* What you are asked to do *
Take the material below and retype it in full; pictures are left out.

* Records supplied *

'''

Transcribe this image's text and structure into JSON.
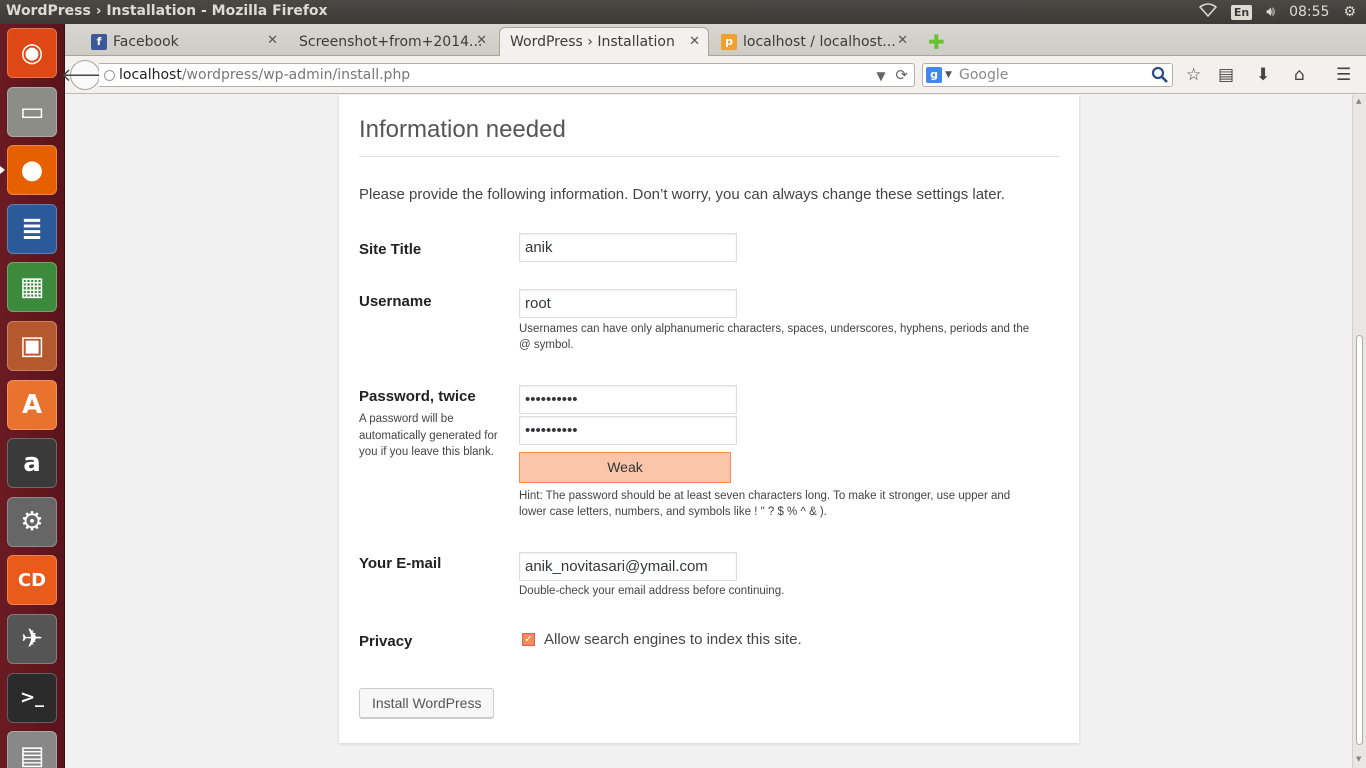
{
  "window": {
    "title": "WordPress › Installation - Mozilla Firefox"
  },
  "panel": {
    "language": "En",
    "clock": "08:55"
  },
  "launcher": {
    "items": [
      {
        "name": "ubuntu-dash-icon",
        "glyph": "◉",
        "color": "#dd4814"
      },
      {
        "name": "files-icon",
        "glyph": "▭",
        "color": "#8d8d88"
      },
      {
        "name": "firefox-icon",
        "glyph": "●",
        "color": "#e66000"
      },
      {
        "name": "writer-icon",
        "glyph": "≣",
        "color": "#2a5a9a"
      },
      {
        "name": "calc-icon",
        "glyph": "▦",
        "color": "#3c8a3c"
      },
      {
        "name": "impress-icon",
        "glyph": "▣",
        "color": "#b5582e"
      },
      {
        "name": "software-center-icon",
        "glyph": "A",
        "color": "#e9722e"
      },
      {
        "name": "amazon-icon",
        "glyph": "a",
        "color": "#3a3a3a"
      },
      {
        "name": "system-settings-icon",
        "glyph": "⚙",
        "color": "#666"
      },
      {
        "name": "cd-burner-icon",
        "glyph": "CD",
        "color": "#e85b1a"
      },
      {
        "name": "launcher-app-icon",
        "glyph": "✈",
        "color": "#555"
      },
      {
        "name": "terminal-icon",
        "glyph": ">_",
        "color": "#2b2b2b"
      },
      {
        "name": "workspaces-icon",
        "glyph": "▤",
        "color": "#888"
      }
    ]
  },
  "tabs": [
    {
      "label": "Facebook",
      "icon": "facebook-icon",
      "icon_glyph": "f",
      "icon_color": "#3b5998",
      "active": false
    },
    {
      "label": "Screenshot+from+2014...",
      "icon": "",
      "icon_glyph": "",
      "icon_color": "",
      "active": false
    },
    {
      "label": "WordPress › Installation",
      "icon": "",
      "icon_glyph": "",
      "icon_color": "",
      "active": true
    },
    {
      "label": "localhost / localhost...",
      "icon": "phpmyadmin-icon",
      "icon_glyph": "p",
      "icon_color": "#f0a030",
      "active": false
    }
  ],
  "nav": {
    "url_host": "localhost",
    "url_path": "/wordpress/wp-admin/install.php",
    "search_placeholder": "Google"
  },
  "form": {
    "heading": "Information needed",
    "intro": "Please provide the following information. Don’t worry, you can always change these settings later.",
    "site_title": {
      "label": "Site Title",
      "value": "anik"
    },
    "username": {
      "label": "Username",
      "value": "root",
      "desc": "Usernames can have only alphanumeric characters, spaces, underscores, hyphens, periods and the @ symbol."
    },
    "password": {
      "label": "Password, twice",
      "side_desc": "A password will be automatically generated for you if you leave this blank.",
      "value1": "••••••••••",
      "value2": "••••••••••",
      "strength": "Weak",
      "strength_color": "#fbc5a9",
      "hint": "Hint: The password should be at least seven characters long. To make it stronger, use upper and lower case letters, numbers, and symbols like ! \" ? $ % ^ & )."
    },
    "email": {
      "label": "Your E-mail",
      "value": "anik_novitasari@ymail.com",
      "desc": "Double-check your email address before continuing."
    },
    "privacy": {
      "label": "Privacy",
      "checkbox_label": "Allow search engines to index this site.",
      "checked": true
    },
    "submit_label": "Install WordPress"
  }
}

'''

* Result of the exercise *
Transcribe this image's text and structure into JSON.
{
  "window": {
    "title": "WordPress › Installation - Mozilla Firefox"
  },
  "panel": {
    "language": "En",
    "clock": "08:55"
  },
  "launcher": {
    "items": [
      {
        "name": "ubuntu-dash-icon",
        "glyph": "◉",
        "color": "#dd4814"
      },
      {
        "name": "files-icon",
        "glyph": "▭",
        "color": "#8d8d88"
      },
      {
        "name": "firefox-icon",
        "glyph": "●",
        "color": "#e66000"
      },
      {
        "name": "writer-icon",
        "glyph": "≣",
        "color": "#2a5a9a"
      },
      {
        "name": "calc-icon",
        "glyph": "▦",
        "color": "#3c8a3c"
      },
      {
        "name": "impress-icon",
        "glyph": "▣",
        "color": "#b5582e"
      },
      {
        "name": "software-center-icon",
        "glyph": "A",
        "color": "#e9722e"
      },
      {
        "name": "amazon-icon",
        "glyph": "a",
        "color": "#3a3a3a"
      },
      {
        "name": "system-settings-icon",
        "glyph": "⚙",
        "color": "#666"
      },
      {
        "name": "cd-burner-icon",
        "glyph": "CD",
        "color": "#e85b1a"
      },
      {
        "name": "launcher-app-icon",
        "glyph": "✈",
        "color": "#555"
      },
      {
        "name": "terminal-icon",
        "glyph": ">_",
        "color": "#2b2b2b"
      },
      {
        "name": "workspaces-icon",
        "glyph": "▤",
        "color": "#888"
      }
    ]
  },
  "tabs": [
    {
      "label": "Facebook",
      "icon": "facebook-icon",
      "icon_glyph": "f",
      "icon_color": "#3b5998",
      "active": false
    },
    {
      "label": "Screenshot+from+2014...",
      "icon": "",
      "icon_glyph": "",
      "icon_color": "",
      "active": false
    },
    {
      "label": "WordPress › Installation",
      "icon": "",
      "icon_glyph": "",
      "icon_color": "",
      "active": true
    },
    {
      "label": "localhost / localhost...",
      "icon": "phpmyadmin-icon",
      "icon_glyph": "p",
      "icon_color": "#f0a030",
      "active": false
    }
  ],
  "nav": {
    "url_host": "localhost",
    "url_path": "/wordpress/wp-admin/install.php",
    "search_placeholder": "Google"
  },
  "form": {
    "heading": "Information needed",
    "intro": "Please provide the following information. Don’t worry, you can always change these settings later.",
    "site_title": {
      "label": "Site Title",
      "value": "anik"
    },
    "username": {
      "label": "Username",
      "value": "root",
      "desc": "Usernames can have only alphanumeric characters, spaces, underscores, hyphens, periods and the @ symbol."
    },
    "password": {
      "label": "Password, twice",
      "side_desc": "A password will be automatically generated for you if you leave this blank.",
      "value1": "••••••••••",
      "value2": "••••••••••",
      "strength": "Weak",
      "strength_color": "#fbc5a9",
      "hint": "Hint: The password should be at least seven characters long. To make it stronger, use upper and lower case letters, numbers, and symbols like ! \" ? $ % ^ & )."
    },
    "email": {
      "label": "Your E-mail",
      "value": "anik_novitasari@ymail.com",
      "desc": "Double-check your email address before continuing."
    },
    "privacy": {
      "label": "Privacy",
      "checkbox_label": "Allow search engines to index this site.",
      "checked": true
    },
    "submit_label": "Install WordPress"
  }
}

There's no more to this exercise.